◆ Objective ◆
Repeat, without any change, the entries presented below.

··· Material provided ···

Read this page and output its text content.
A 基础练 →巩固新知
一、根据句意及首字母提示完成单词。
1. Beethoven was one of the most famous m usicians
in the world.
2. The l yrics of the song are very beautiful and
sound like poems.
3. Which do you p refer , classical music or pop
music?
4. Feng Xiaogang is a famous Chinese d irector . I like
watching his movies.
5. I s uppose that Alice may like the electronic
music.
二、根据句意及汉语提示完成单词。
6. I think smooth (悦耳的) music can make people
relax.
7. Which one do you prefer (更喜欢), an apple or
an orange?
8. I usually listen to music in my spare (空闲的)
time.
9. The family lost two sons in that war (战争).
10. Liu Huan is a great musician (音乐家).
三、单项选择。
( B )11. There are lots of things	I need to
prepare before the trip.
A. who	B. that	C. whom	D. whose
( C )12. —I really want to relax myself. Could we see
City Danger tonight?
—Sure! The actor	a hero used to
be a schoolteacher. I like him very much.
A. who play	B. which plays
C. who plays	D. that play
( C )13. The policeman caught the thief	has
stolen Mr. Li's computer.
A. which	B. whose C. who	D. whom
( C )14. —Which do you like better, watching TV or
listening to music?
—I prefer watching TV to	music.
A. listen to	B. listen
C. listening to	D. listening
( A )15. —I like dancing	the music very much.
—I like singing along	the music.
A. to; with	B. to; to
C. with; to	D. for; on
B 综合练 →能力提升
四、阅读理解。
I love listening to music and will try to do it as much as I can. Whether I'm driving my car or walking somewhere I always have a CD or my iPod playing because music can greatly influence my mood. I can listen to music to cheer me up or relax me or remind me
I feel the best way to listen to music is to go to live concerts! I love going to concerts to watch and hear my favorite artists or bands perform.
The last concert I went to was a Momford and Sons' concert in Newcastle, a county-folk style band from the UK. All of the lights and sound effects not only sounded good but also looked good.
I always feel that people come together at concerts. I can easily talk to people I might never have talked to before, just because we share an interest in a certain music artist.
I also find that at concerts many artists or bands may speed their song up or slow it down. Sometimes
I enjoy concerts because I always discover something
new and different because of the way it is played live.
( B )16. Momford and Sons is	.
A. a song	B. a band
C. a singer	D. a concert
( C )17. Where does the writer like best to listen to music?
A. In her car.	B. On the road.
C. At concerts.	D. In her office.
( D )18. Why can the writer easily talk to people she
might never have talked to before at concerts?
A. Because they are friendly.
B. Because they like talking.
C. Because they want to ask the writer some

···

◆ Exercise response ◆
Read this page and output its text content.
A 基础练 →巩固新知
一、根据句意及首字母提示完成单词。
1. Beethoven was one of the most famous m usicians
in the world.
2. The l yrics of the song are very beautiful and
sound like poems.
3. Which do you p refer , classical music or pop
music?
4. Feng Xiaogang is a famous Chinese d irector . I like
watching his movies.
5. I s uppose that Alice may like the electronic
music.
二、根据句意及汉语提示完成单词。
6. I think smooth (悦耳的) music can make people
relax.
7. Which one do you prefer (更喜欢), an apple or
an orange?
8. I usually listen to music in my spare (空闲的)
time.
9. The family lost two sons in that war (战争).
10. Liu Huan is a great musician (音乐家).
三、单项选择。
( B )11. There are lots of things	I need to
prepare before the trip.
A. who	B. that	C. whom	D. whose
( C )12. —I really want to relax myself. Could we see
City Danger tonight?
—Sure! The actor	a hero used to
be a schoolteacher. I like him very much.
A. who play	B. which plays
C. who plays	D. that play
( C )13. The policeman caught the thief	has
stolen Mr. Li's computer.
A. which	B. whose C. who	D. whom
( C )14. —Which do you like better, watching TV or
listening to music?
—I prefer watching TV to	music.
A. listen to	B. listen
C. listening to	D. listening
( A )15. —I like dancing	the music very much.
—I like singing along	the music.
A. to; with	B. to; to
C. with; to	D. for; on
B 综合练 →能力提升
四、阅读理解。
I love listening to music and will try to do it as much as I can. Whether I'm driving my car or walking somewhere I always have a CD or my iPod playing because music can greatly influence my mood. I can listen to music to cheer me up or relax me or remind me
I feel the best way to listen to music is to go to live concerts! I love going to concerts to watch and hear my favorite artists or bands perform.
The last concert I went to was a Momford and Sons' concert in Newcastle, a county-folk style band from the UK. All of the lights and sound effects not only sounded good but also looked good.
I always feel that people come together at concerts. I can easily talk to people I might never have talked to before, just because we share an interest in a certain music artist.
I also find that at concerts many artists or bands may speed their song up or slow it down. Sometimes
I enjoy concerts because I always discover something
new and different because of the way it is played live.
( B )16. Momford and Sons is	.
A. a song	B. a band
C. a singer	D. a concert
( C )17. Where does the writer like best to listen to music?
A. In her car.	B. On the road.
C. At concerts.	D. In her office.
( D )18. Why can the writer easily talk to people she
might never have talked to before at concerts?
A. Because they are friendly.
B. Because they like talking.
C. Because they want to ask the writer some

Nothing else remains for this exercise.